Transcribe all the entries word for word, but omit the images.
++++ Excerpted data
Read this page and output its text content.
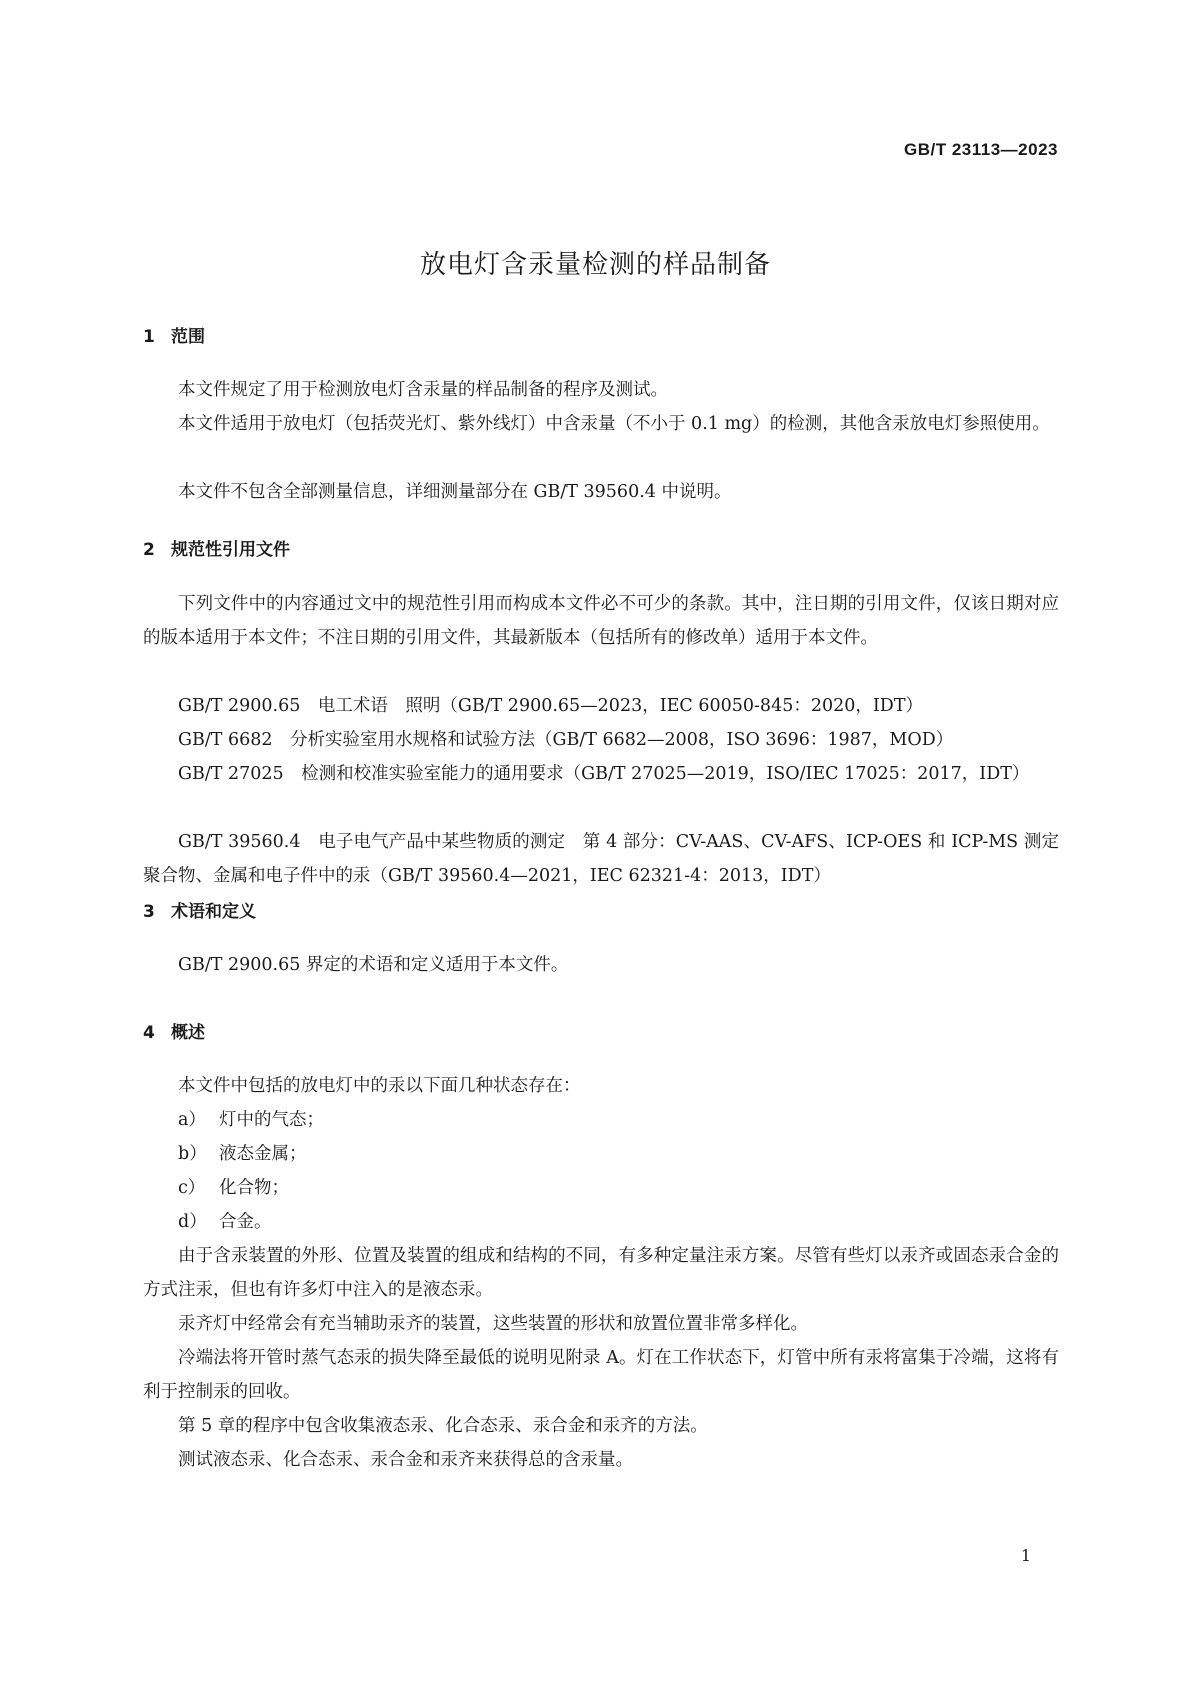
GB/T 23113—2023
放电灯含汞量检测的样品制备
1 范围

本文件规定了用于检测放电灯含汞量的样品制备的程序及测试。

本文件适用于放电灯（包括荧光灯、紫外线灯）中含汞量（不小于 0.1 mg）的检测，其他含汞放电灯参照使用。

本文件不包含全部测量信息，详细测量部分在 GB/T 39560.4 中说明。

2 规范性引用文件

下列文件中的内容通过文中的规范性引用而构成本文件必不可少的条款。其中，注日期的引用文件，仅该日期对应的版本适用于本文件；不注日期的引用文件，其最新版本（包括所有的修改单）适用于本文件。

GB/T 2900.65　电工术语　照明（GB/T 2900.65—2023，IEC 60050-845：2020，IDT）

GB/T 6682　分析实验室用水规格和试验方法（GB/T 6682—2008，ISO 3696：1987，MOD）

GB/T 27025　检测和校准实验室能力的通用要求（GB/T 27025—2019，ISO/IEC 17025：2017，IDT）

GB/T 39560.4　电子电气产品中某些物质的测定　第 4 部分：CV-AAS、CV-AFS、ICP-OES 和 ICP-MS 测定聚合物、金属和电子件中的汞（GB/T 39560.4—2021，IEC 62321-4：2013，IDT）

3 术语和定义

GB/T 2900.65 界定的术语和定义适用于本文件。

4 概述

本文件中包括的放电灯中的汞以下面几种状态存在：

a） 灯中的气态；
b） 液态金属；
c） 化合物；
d） 合金。

由于含汞装置的外形、位置及装置的组成和结构的不同，有多种定量注汞方案。尽管有些灯以汞齐或固态汞合金的方式注汞，但也有许多灯中注入的是液态汞。

汞齐灯中经常会有充当辅助汞齐的装置，这些装置的形状和放置位置非常多样化。

冷端法将开管时蒸气态汞的损失降至最低的说明见附录 A。灯在工作状态下，灯管中所有汞将富集于冷端，这将有利于控制汞的回收。

第 5 章的程序中包含收集液态汞、化合态汞、汞合金和汞齐的方法。

测试液态汞、化合态汞、汞合金和汞齐来获得总的含汞量。

1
++++++++
• Written answer:
Read this page and output its text content.
GB/T 23113—2023
放电灯含汞量检测的样品制备
1 范围

本文件规定了用于检测放电灯含汞量的样品制备的程序及测试。

本文件适用于放电灯（包括荧光灯、紫外线灯）中含汞量（不小于 0.1 mg）的检测，其他含汞放电灯参照使用。

本文件不包含全部测量信息，详细测量部分在 GB/T 39560.4 中说明。

2 规范性引用文件

下列文件中的内容通过文中的规范性引用而构成本文件必不可少的条款。其中，注日期的引用文件，仅该日期对应的版本适用于本文件；不注日期的引用文件，其最新版本（包括所有的修改单）适用于本文件。

GB/T 2900.65　电工术语　照明（GB/T 2900.65—2023，IEC 60050-845：2020，IDT）

GB/T 6682　分析实验室用水规格和试验方法（GB/T 6682—2008，ISO 3696：1987，MOD）

GB/T 27025　检测和校准实验室能力的通用要求（GB/T 27025—2019，ISO/IEC 17025：2017，IDT）

GB/T 39560.4　电子电气产品中某些物质的测定　第 4 部分：CV-AAS、CV-AFS、ICP-OES 和 ICP-MS 测定聚合物、金属和电子件中的汞（GB/T 39560.4—2021，IEC 62321-4：2013，IDT）

3 术语和定义

GB/T 2900.65 界定的术语和定义适用于本文件。

4 概述

本文件中包括的放电灯中的汞以下面几种状态存在：

a） 灯中的气态；
b） 液态金属；
c） 化合物；
d） 合金。

由于含汞装置的外形、位置及装置的组成和结构的不同，有多种定量注汞方案。尽管有些灯以汞齐或固态汞合金的方式注汞，但也有许多灯中注入的是液态汞。

汞齐灯中经常会有充当辅助汞齐的装置，这些装置的形状和放置位置非常多样化。

冷端法将开管时蒸气态汞的损失降至最低的说明见附录 A。灯在工作状态下，灯管中所有汞将富集于冷端，这将有利于控制汞的回收。

第 5 章的程序中包含收集液态汞、化合态汞、汞合金和汞齐的方法。

测试液态汞、化合态汞、汞合金和汞齐来获得总的含汞量。

1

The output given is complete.